Dataset items »

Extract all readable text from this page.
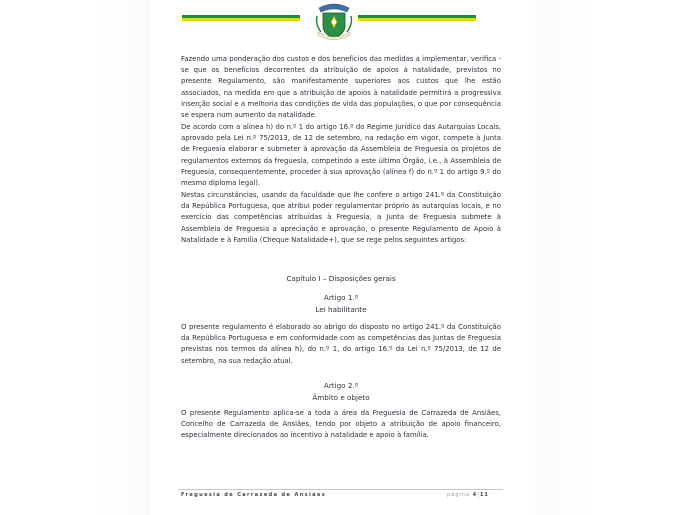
Fazendo uma ponderação dos custos e dos benefícios das medidas a implementar, verifica -se que os benefícios decorrentes da atribuição de apoios à natalidade, previstos no presente Regulamento, são manifestamente superiores aos custos que lhe estão associados, na medida em que a atribuição de apoios à natalidade permitirá a progressiva inserção social e a melhoria das condições de vida das populações, o que por consequência se espera num aumento da natalidade.
De acordo com a alínea h) do n.º 1 do artigo 16.º do Regime Jurídico das Autarquias Locais, aprovado pela Lei n.º 75/2013, de 12 de setembro, na redação em vigor, compete à Junta de Freguesia elaborar e submeter à aprovação da Assembleia de Freguesia os projetos de regulamentos externos da freguesia, competindo a este último Órgão, i.e., à Assembleia de Freguesia, consequentemente, proceder à sua aprovação (alínea f) do n.º 1 do artigo 9.º do mesmo diploma legal).
Nestas circunstâncias, usando da faculdade que lhe confere o artigo 241.º da Constituição da República Portuguesa, que atribui poder regulamentar próprio às autarquias locais, e no exercício das competências atribuídas à Freguesia, a Junta de Freguesia submete à Assembleia de Freguesia a apreciação e aprovação, o presente Regulamento de Apoio à Natalidade e à Família (Cheque Natalidade+), que se rege pelos seguintes artigos:
Capítulo I – Disposições gerais
Artigo 1.º
Lei habilitante
O presente regulamento é elaborado ao abrigo do disposto no artigo 241.º da Constituição da República Portuguesa e em conformidade com as competências das Juntas de Freguesia previstas nos termos da alínea h), do n.º 1, do artigo 16.º da Lei n.º 75/2013, de 12 de setembro, na sua redação atual.
Artigo 2.º
Âmbito e objeto
O presente Regulamento aplica-se a toda a área da Freguesia de Carrazeda de Ansiães, Concelho de Carrazeda de Ansiães, tendo por objeto a atribuição de apoio financeiro, especialmente direcionados ao incentivo à natalidade e apoio à família.
Freguesia de Carrazeda de Ansiães	página 4|11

THE PROBLEM » Track down all lines above with the string "Portuguesa" and copy them.

SOLUTION FOR THIS PROBLEM »
Nestas circunstâncias, usando da faculdade que lhe confere o artigo 241.º da Constituição da República Portuguesa, que atribui poder regulamentar próprio às autarquias locais, e no exercício das competências atribuídas à Freguesia, a Junta de Freguesia submete à Assembleia de Freguesia a apreciação e aprovação, o presente Regulamento de Apoio à Natalidade e à Família (Cheque Natalidade+), que se rege pelos seguintes artigos:
O presente regulamento é elaborado ao abrigo do disposto no artigo 241.º da Constituição da República Portuguesa e em conformidade com as competências das Juntas de Freguesia previstas nos termos da alínea h), do n.º 1, do artigo 16.º da Lei n.º 75/2013, de 12 de setembro, na sua redação atual.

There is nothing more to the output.